* Exercise objective
Exactly reproduce each entry, leaving out nothing.

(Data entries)
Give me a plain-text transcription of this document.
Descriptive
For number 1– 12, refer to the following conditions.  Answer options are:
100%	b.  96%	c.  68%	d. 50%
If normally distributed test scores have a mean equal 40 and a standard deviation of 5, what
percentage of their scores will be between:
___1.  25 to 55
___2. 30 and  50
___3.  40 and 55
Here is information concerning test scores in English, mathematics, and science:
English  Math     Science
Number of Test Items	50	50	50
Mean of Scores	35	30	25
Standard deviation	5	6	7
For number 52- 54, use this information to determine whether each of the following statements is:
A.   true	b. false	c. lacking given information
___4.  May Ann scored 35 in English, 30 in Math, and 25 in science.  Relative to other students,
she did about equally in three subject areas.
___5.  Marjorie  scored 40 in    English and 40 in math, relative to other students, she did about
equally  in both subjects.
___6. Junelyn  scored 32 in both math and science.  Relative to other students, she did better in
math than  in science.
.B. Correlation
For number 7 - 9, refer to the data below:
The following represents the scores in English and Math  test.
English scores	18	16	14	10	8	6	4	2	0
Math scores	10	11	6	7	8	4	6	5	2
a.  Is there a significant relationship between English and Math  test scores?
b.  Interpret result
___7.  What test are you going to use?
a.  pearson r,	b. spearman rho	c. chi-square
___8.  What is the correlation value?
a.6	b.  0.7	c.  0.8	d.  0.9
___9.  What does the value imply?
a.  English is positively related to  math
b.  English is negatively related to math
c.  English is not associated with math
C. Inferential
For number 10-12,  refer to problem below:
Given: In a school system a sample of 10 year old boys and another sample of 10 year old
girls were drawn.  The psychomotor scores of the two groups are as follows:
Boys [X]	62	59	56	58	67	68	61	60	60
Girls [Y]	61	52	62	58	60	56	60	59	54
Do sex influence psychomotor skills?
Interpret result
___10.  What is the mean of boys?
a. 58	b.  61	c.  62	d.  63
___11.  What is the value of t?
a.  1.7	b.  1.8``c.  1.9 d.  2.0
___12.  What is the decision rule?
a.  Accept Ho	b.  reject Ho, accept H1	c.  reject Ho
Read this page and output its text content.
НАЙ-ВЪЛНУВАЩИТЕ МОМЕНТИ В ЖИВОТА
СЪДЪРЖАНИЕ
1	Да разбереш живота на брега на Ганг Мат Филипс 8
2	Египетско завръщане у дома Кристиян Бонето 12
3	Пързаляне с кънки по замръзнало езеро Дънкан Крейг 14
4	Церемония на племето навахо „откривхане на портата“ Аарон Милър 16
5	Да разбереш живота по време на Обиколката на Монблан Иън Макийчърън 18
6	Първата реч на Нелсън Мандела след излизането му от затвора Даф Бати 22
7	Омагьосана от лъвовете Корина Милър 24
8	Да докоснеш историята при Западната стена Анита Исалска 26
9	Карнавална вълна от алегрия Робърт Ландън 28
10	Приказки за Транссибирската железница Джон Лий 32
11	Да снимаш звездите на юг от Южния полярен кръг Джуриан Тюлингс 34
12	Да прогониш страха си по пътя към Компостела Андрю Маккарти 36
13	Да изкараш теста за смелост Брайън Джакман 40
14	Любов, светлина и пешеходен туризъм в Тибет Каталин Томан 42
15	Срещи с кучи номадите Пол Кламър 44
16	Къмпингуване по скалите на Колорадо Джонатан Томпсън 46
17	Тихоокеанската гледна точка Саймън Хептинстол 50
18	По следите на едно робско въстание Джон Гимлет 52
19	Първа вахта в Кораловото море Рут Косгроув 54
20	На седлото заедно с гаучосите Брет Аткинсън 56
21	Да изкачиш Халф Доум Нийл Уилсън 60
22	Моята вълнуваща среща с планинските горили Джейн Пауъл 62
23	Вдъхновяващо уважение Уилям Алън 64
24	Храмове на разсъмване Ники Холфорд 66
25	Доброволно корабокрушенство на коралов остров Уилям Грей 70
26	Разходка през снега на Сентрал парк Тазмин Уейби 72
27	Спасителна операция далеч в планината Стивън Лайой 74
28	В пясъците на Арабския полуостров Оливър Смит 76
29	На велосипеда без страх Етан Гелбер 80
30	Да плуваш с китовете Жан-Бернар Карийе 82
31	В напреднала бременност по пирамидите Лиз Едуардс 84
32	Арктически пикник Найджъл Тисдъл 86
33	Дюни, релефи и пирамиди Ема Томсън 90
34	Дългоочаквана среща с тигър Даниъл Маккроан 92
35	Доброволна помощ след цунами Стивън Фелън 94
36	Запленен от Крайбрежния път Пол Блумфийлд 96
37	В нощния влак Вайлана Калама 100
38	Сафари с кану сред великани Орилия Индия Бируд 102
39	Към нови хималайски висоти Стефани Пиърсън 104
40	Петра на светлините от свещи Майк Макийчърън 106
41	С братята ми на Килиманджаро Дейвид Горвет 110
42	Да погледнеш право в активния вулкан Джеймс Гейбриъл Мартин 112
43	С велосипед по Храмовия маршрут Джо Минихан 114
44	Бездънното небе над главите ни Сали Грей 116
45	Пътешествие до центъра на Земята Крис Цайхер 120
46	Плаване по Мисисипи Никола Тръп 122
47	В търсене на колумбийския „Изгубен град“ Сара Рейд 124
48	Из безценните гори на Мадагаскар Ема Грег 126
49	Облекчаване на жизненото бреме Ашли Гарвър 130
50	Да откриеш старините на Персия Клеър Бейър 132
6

* Written answer
Give me a plain-text transcription of this document.
Descriptive
For number 1– 12, refer to the following conditions.  Answer options are:
100%	b.  96%	c.  68%	d. 50%
If normally distributed test scores have a mean equal 40 and a standard deviation of 5, what
percentage of their scores will be between:
___1.  25 to 55
___2. 30 and  50
___3.  40 and 55
Here is information concerning test scores in English, mathematics, and science:
English  Math     Science
Number of Test Items	50	50	50
Mean of Scores	35	30	25
Standard deviation	5	6	7
For number 52- 54, use this information to determine whether each of the following statements is:
A.   true	b. false	c. lacking given information
___4.  May Ann scored 35 in English, 30 in Math, and 25 in science.  Relative to other students,
she did about equally in three subject areas.
___5.  Marjorie  scored 40 in    English and 40 in math, relative to other students, she did about
equally  in both subjects.
___6. Junelyn  scored 32 in both math and science.  Relative to other students, she did better in
math than  in science.
.B. Correlation
For number 7 - 9, refer to the data below:
The following represents the scores in English and Math  test.
English scores	18	16	14	10	8	6	4	2	0
Math scores	10	11	6	7	8	4	6	5	2
a.  Is there a significant relationship between English and Math  test scores?
b.  Interpret result
___7.  What test are you going to use?
a.  pearson r,	b. spearman rho	c. chi-square
___8.  What is the correlation value?
a.6	b.  0.7	c.  0.8	d.  0.9
___9.  What does the value imply?
a.  English is positively related to  math
b.  English is negatively related to math
c.  English is not associated with math
C. Inferential
For number 10-12,  refer to problem below:
Given: In a school system a sample of 10 year old boys and another sample of 10 year old
girls were drawn.  The psychomotor scores of the two groups are as follows:
Boys [X]	62	59	56	58	67	68	61	60	60
Girls [Y]	61	52	62	58	60	56	60	59	54
Do sex influence psychomotor skills?
Interpret result
___10.  What is the mean of boys?
a. 58	b.  61	c.  62	d.  63
___11.  What is the value of t?
a.  1.7	b.  1.8``c.  1.9 d.  2.0
___12.  What is the decision rule?
a.  Accept Ho	b.  reject Ho, accept H1	c.  reject Ho
Read this page and output its text content.
НАЙ-ВЪЛНУВАЩИТЕ МОМЕНТИ В ЖИВОТА
СЪДЪРЖАНИЕ
1	Да разбереш живота на брега на Ганг Мат Филипс 8
2	Египетско завръщане у дома Кристиян Бонето 12
3	Пързаляне с кънки по замръзнало езеро Дънкан Крейг 14
4	Церемония на племето навахо „откривхане на портата“ Аарон Милър 16
5	Да разбереш живота по време на Обиколката на Монблан Иън Макийчърън 18
6	Първата реч на Нелсън Мандела след излизането му от затвора Даф Бати 22
7	Омагьосана от лъвовете Корина Милър 24
8	Да докоснеш историята при Западната стена Анита Исалска 26
9	Карнавална вълна от алегрия Робърт Ландън 28
10	Приказки за Транссибирската железница Джон Лий 32
11	Да снимаш звездите на юг от Южния полярен кръг Джуриан Тюлингс 34
12	Да прогониш страха си по пътя към Компостела Андрю Маккарти 36
13	Да изкараш теста за смелост Брайън Джакман 40
14	Любов, светлина и пешеходен туризъм в Тибет Каталин Томан 42
15	Срещи с кучи номадите Пол Кламър 44
16	Къмпингуване по скалите на Колорадо Джонатан Томпсън 46
17	Тихоокеанската гледна точка Саймън Хептинстол 50
18	По следите на едно робско въстание Джон Гимлет 52
19	Първа вахта в Кораловото море Рут Косгроув 54
20	На седлото заедно с гаучосите Брет Аткинсън 56
21	Да изкачиш Халф Доум Нийл Уилсън 60
22	Моята вълнуваща среща с планинските горили Джейн Пауъл 62
23	Вдъхновяващо уважение Уилям Алън 64
24	Храмове на разсъмване Ники Холфорд 66
25	Доброволно корабокрушенство на коралов остров Уилям Грей 70
26	Разходка през снега на Сентрал парк Тазмин Уейби 72
27	Спасителна операция далеч в планината Стивън Лайой 74
28	В пясъците на Арабския полуостров Оливър Смит 76
29	На велосипеда без страх Етан Гелбер 80
30	Да плуваш с китовете Жан-Бернар Карийе 82
31	В напреднала бременност по пирамидите Лиз Едуардс 84
32	Арктически пикник Найджъл Тисдъл 86
33	Дюни, релефи и пирамиди Ема Томсън 90
34	Дългоочаквана среща с тигър Даниъл Маккроан 92
35	Доброволна помощ след цунами Стивън Фелън 94
36	Запленен от Крайбрежния път Пол Блумфийлд 96
37	В нощния влак Вайлана Калама 100
38	Сафари с кану сред великани Орилия Индия Бируд 102
39	Към нови хималайски висоти Стефани Пиърсън 104
40	Петра на светлините от свещи Майк Макийчърън 106
41	С братята ми на Килиманджаро Дейвид Горвет 110
42	Да погледнеш право в активния вулкан Джеймс Гейбриъл Мартин 112
43	С велосипед по Храмовия маршрут Джо Минихан 114
44	Бездънното небе над главите ни Сали Грей 116
45	Пътешествие до центъра на Земята Крис Цайхер 120
46	Плаване по Мисисипи Никола Тръп 122
47	В търсене на колумбийския „Изгубен град“ Сара Рейд 124
48	Из безценните гори на Мадагаскар Ема Грег 126
49	Облекчаване на жизненото бреме Ашли Гарвър 130
50	Да откриеш старините на Персия Клеър Бейър 132
6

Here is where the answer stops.